** start Data to use **
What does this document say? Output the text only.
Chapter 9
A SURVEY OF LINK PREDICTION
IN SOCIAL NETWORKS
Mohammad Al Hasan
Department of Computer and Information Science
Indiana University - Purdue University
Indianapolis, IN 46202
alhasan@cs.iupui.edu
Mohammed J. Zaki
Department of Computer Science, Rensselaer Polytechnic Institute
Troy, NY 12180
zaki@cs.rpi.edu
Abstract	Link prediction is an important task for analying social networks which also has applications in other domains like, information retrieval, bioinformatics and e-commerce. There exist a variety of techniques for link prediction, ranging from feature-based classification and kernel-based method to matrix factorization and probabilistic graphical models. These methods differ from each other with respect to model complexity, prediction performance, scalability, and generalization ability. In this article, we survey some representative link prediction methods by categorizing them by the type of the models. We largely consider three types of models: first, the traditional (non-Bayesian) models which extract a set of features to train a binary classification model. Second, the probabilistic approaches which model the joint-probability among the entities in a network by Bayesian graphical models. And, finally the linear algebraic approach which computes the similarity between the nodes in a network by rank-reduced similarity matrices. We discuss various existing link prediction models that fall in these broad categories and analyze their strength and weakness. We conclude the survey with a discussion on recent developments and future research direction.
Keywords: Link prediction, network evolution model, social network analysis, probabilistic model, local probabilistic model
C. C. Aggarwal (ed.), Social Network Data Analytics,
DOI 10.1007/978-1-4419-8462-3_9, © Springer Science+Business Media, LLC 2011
** end Data to use **
#### [What to work on]
Scan the material above for the string "Department" and return the lines that hold it.

#### [Solution]
Department of Computer and Information Science
Department of Computer Science, Rensselaer Polytechnic Institute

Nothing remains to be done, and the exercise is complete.